Listing »
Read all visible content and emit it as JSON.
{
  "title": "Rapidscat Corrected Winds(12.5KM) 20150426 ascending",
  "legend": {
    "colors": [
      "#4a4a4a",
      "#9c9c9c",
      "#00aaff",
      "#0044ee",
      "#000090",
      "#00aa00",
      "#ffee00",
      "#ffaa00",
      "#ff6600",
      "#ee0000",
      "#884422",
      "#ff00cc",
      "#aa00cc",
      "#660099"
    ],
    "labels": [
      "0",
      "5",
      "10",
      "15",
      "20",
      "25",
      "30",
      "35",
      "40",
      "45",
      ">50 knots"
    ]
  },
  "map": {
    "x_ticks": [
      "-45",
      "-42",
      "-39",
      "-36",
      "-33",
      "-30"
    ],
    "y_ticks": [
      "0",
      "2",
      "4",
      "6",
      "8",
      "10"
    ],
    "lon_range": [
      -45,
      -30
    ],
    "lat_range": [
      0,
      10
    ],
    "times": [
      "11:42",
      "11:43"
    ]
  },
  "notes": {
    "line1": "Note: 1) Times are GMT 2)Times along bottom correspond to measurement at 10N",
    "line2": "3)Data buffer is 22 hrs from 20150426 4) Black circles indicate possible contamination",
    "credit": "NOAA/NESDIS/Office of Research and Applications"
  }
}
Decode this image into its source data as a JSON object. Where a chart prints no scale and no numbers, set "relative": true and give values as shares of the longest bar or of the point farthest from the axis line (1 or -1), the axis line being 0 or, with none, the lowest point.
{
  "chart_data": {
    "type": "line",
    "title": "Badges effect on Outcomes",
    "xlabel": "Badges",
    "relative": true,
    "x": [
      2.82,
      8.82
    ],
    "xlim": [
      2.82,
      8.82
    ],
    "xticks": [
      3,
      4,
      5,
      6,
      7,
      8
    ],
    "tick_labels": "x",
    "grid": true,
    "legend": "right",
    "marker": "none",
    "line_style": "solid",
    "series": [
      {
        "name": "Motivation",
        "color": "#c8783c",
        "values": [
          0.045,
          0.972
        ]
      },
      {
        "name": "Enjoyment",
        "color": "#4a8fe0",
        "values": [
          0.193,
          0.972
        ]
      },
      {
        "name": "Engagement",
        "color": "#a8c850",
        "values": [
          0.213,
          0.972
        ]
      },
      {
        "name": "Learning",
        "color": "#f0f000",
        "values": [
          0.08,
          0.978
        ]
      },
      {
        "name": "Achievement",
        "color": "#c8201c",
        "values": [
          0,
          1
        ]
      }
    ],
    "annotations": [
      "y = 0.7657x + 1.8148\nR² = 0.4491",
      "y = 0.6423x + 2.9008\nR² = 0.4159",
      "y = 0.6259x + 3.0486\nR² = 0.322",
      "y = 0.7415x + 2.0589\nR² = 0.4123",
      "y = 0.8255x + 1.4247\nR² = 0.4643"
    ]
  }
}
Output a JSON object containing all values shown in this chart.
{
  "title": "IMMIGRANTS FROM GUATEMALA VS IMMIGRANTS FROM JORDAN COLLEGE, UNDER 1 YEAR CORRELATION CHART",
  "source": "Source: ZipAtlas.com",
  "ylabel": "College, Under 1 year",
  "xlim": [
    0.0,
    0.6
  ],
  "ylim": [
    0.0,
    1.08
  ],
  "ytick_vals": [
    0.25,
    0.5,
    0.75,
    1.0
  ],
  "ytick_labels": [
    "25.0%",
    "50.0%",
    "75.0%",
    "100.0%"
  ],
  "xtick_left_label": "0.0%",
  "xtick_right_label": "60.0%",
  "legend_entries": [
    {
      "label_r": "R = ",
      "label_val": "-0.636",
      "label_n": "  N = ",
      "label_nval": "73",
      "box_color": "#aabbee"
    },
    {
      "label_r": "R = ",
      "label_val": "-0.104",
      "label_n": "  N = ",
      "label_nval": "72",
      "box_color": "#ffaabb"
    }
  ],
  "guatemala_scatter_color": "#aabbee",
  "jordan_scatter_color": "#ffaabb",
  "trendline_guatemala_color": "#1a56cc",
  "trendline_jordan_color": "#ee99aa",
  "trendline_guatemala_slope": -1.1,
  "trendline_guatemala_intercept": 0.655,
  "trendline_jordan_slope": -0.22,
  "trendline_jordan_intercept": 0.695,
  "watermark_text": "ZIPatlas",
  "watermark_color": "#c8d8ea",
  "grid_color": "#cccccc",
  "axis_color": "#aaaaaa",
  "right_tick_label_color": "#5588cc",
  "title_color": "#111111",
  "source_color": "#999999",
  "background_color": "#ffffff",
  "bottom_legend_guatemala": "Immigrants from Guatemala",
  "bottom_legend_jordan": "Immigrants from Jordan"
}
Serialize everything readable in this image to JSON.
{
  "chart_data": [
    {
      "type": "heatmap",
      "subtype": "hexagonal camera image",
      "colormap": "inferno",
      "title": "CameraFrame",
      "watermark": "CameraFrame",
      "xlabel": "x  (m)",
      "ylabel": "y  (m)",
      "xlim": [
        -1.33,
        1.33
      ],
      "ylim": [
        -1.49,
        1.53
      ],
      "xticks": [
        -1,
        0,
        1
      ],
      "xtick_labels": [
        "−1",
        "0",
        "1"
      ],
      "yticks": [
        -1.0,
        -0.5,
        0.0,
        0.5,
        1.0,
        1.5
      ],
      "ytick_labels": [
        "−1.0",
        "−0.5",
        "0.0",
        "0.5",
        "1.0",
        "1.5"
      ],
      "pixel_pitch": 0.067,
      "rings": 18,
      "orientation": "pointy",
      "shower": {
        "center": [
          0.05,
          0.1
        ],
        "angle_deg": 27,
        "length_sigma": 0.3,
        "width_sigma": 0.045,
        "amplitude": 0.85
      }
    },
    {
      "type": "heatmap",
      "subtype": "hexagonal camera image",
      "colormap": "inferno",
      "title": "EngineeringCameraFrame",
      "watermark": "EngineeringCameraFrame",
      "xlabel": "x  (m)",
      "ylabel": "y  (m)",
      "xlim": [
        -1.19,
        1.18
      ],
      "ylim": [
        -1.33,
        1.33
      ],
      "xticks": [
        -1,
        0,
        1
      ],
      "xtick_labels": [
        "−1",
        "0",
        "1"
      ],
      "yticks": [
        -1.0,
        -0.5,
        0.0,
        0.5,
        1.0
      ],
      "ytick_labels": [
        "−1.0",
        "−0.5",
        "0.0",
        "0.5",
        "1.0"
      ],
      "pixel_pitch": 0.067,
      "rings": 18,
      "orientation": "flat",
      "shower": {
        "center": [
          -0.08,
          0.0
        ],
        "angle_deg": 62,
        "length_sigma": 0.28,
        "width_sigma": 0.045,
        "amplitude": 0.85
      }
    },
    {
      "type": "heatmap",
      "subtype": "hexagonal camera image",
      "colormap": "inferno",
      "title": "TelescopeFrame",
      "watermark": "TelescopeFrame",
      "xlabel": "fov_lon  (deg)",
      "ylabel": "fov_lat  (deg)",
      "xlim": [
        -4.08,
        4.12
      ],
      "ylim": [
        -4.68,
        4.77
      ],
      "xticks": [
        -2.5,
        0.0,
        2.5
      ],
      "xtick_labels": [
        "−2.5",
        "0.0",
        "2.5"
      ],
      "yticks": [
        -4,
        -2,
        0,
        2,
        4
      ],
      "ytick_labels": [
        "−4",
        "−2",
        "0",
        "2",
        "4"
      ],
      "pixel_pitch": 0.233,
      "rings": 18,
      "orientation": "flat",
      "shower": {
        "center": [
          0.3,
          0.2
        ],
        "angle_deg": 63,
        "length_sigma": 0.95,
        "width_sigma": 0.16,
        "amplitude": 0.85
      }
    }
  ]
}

Brief »
Take the lines above and retype all of them exactly.

Final result »
Read all visible content and emit it as JSON.
{
  "title": "Rapidscat Corrected Winds(12.5KM) 20150426 ascending",
  "legend": {
    "colors": [
      "#4a4a4a",
      "#9c9c9c",
      "#00aaff",
      "#0044ee",
      "#000090",
      "#00aa00",
      "#ffee00",
      "#ffaa00",
      "#ff6600",
      "#ee0000",
      "#884422",
      "#ff00cc",
      "#aa00cc",
      "#660099"
    ],
    "labels": [
      "0",
      "5",
      "10",
      "15",
      "20",
      "25",
      "30",
      "35",
      "40",
      "45",
      ">50 knots"
    ]
  },
  "map": {
    "x_ticks": [
      "-45",
      "-42",
      "-39",
      "-36",
      "-33",
      "-30"
    ],
    "y_ticks": [
      "0",
      "2",
      "4",
      "6",
      "8",
      "10"
    ],
    "lon_range": [
      -45,
      -30
    ],
    "lat_range": [
      0,
      10
    ],
    "times": [
      "11:42",
      "11:43"
    ]
  },
  "notes": {
    "line1": "Note: 1) Times are GMT 2)Times along bottom correspond to measurement at 10N",
    "line2": "3)Data buffer is 22 hrs from 20150426 4) Black circles indicate possible contamination",
    "credit": "NOAA/NESDIS/Office of Research and Applications"
  }
}
Decode this image into its source data as a JSON object. Where a chart prints no scale and no numbers, set "relative": true and give values as shares of the longest bar or of the point farthest from the axis line (1 or -1), the axis line being 0 or, with none, the lowest point.
{
  "chart_data": {
    "type": "line",
    "title": "Badges effect on Outcomes",
    "xlabel": "Badges",
    "relative": true,
    "x": [
      2.82,
      8.82
    ],
    "xlim": [
      2.82,
      8.82
    ],
    "xticks": [
      3,
      4,
      5,
      6,
      7,
      8
    ],
    "tick_labels": "x",
    "grid": true,
    "legend": "right",
    "marker": "none",
    "line_style": "solid",
    "series": [
      {
        "name": "Motivation",
        "color": "#c8783c",
        "values": [
          0.045,
          0.972
        ]
      },
      {
        "name": "Enjoyment",
        "color": "#4a8fe0",
        "values": [
          0.193,
          0.972
        ]
      },
      {
        "name": "Engagement",
        "color": "#a8c850",
        "values": [
          0.213,
          0.972
        ]
      },
      {
        "name": "Learning",
        "color": "#f0f000",
        "values": [
          0.08,
          0.978
        ]
      },
      {
        "name": "Achievement",
        "color": "#c8201c",
        "values": [
          0,
          1
        ]
      }
    ],
    "annotations": [
      "y = 0.7657x + 1.8148\nR² = 0.4491",
      "y = 0.6423x + 2.9008\nR² = 0.4159",
      "y = 0.6259x + 3.0486\nR² = 0.322",
      "y = 0.7415x + 2.0589\nR² = 0.4123",
      "y = 0.8255x + 1.4247\nR² = 0.4643"
    ]
  }
}
Output a JSON object containing all values shown in this chart.
{
  "title": "IMMIGRANTS FROM GUATEMALA VS IMMIGRANTS FROM JORDAN COLLEGE, UNDER 1 YEAR CORRELATION CHART",
  "source": "Source: ZipAtlas.com",
  "ylabel": "College, Under 1 year",
  "xlim": [
    0.0,
    0.6
  ],
  "ylim": [
    0.0,
    1.08
  ],
  "ytick_vals": [
    0.25,
    0.5,
    0.75,
    1.0
  ],
  "ytick_labels": [
    "25.0%",
    "50.0%",
    "75.0%",
    "100.0%"
  ],
  "xtick_left_label": "0.0%",
  "xtick_right_label": "60.0%",
  "legend_entries": [
    {
      "label_r": "R = ",
      "label_val": "-0.636",
      "label_n": "  N = ",
      "label_nval": "73",
      "box_color": "#aabbee"
    },
    {
      "label_r": "R = ",
      "label_val": "-0.104",
      "label_n": "  N = ",
      "label_nval": "72",
      "box_color": "#ffaabb"
    }
  ],
  "guatemala_scatter_color": "#aabbee",
  "jordan_scatter_color": "#ffaabb",
  "trendline_guatemala_color": "#1a56cc",
  "trendline_jordan_color": "#ee99aa",
  "trendline_guatemala_slope": -1.1,
  "trendline_guatemala_intercept": 0.655,
  "trendline_jordan_slope": -0.22,
  "trendline_jordan_intercept": 0.695,
  "watermark_text": "ZIPatlas",
  "watermark_color": "#c8d8ea",
  "grid_color": "#cccccc",
  "axis_color": "#aaaaaa",
  "right_tick_label_color": "#5588cc",
  "title_color": "#111111",
  "source_color": "#999999",
  "background_color": "#ffffff",
  "bottom_legend_guatemala": "Immigrants from Guatemala",
  "bottom_legend_jordan": "Immigrants from Jordan"
}
Serialize everything readable in this image to JSON.
{
  "chart_data": [
    {
      "type": "heatmap",
      "subtype": "hexagonal camera image",
      "colormap": "inferno",
      "title": "CameraFrame",
      "watermark": "CameraFrame",
      "xlabel": "x  (m)",
      "ylabel": "y  (m)",
      "xlim": [
        -1.33,
        1.33
      ],
      "ylim": [
        -1.49,
        1.53
      ],
      "xticks": [
        -1,
        0,
        1
      ],
      "xtick_labels": [
        "−1",
        "0",
        "1"
      ],
      "yticks": [
        -1.0,
        -0.5,
        0.0,
        0.5,
        1.0,
        1.5
      ],
      "ytick_labels": [
        "−1.0",
        "−0.5",
        "0.0",
        "0.5",
        "1.0",
        "1.5"
      ],
      "pixel_pitch": 0.067,
      "rings": 18,
      "orientation": "pointy",
      "shower": {
        "center": [
          0.05,
          0.1
        ],
        "angle_deg": 27,
        "length_sigma": 0.3,
        "width_sigma": 0.045,
        "amplitude": 0.85
      }
    },
    {
      "type": "heatmap",
      "subtype": "hexagonal camera image",
      "colormap": "inferno",
      "title": "EngineeringCameraFrame",
      "watermark": "EngineeringCameraFrame",
      "xlabel": "x  (m)",
      "ylabel": "y  (m)",
      "xlim": [
        -1.19,
        1.18
      ],
      "ylim": [
        -1.33,
        1.33
      ],
      "xticks": [
        -1,
        0,
        1
      ],
      "xtick_labels": [
        "−1",
        "0",
        "1"
      ],
      "yticks": [
        -1.0,
        -0.5,
        0.0,
        0.5,
        1.0
      ],
      "ytick_labels": [
        "−1.0",
        "−0.5",
        "0.0",
        "0.5",
        "1.0"
      ],
      "pixel_pitch": 0.067,
      "rings": 18,
      "orientation": "flat",
      "shower": {
        "center": [
          -0.08,
          0.0
        ],
        "angle_deg": 62,
        "length_sigma": 0.28,
        "width_sigma": 0.045,
        "amplitude": 0.85
      }
    },
    {
      "type": "heatmap",
      "subtype": "hexagonal camera image",
      "colormap": "inferno",
      "title": "TelescopeFrame",
      "watermark": "TelescopeFrame",
      "xlabel": "fov_lon  (deg)",
      "ylabel": "fov_lat  (deg)",
      "xlim": [
        -4.08,
        4.12
      ],
      "ylim": [
        -4.68,
        4.77
      ],
      "xticks": [
        -2.5,
        0.0,
        2.5
      ],
      "xtick_labels": [
        "−2.5",
        "0.0",
        "2.5"
      ],
      "yticks": [
        -4,
        -2,
        0,
        2,
        4
      ],
      "ytick_labels": [
        "−4",
        "−2",
        "0",
        "2",
        "4"
      ],
      "pixel_pitch": 0.233,
      "rings": 18,
      "orientation": "flat",
      "shower": {
        "center": [
          0.3,
          0.2
        ],
        "angle_deg": 63,
        "length_sigma": 0.95,
        "width_sigma": 0.16,
        "amplitude": 0.85
      }
    }
  ]
}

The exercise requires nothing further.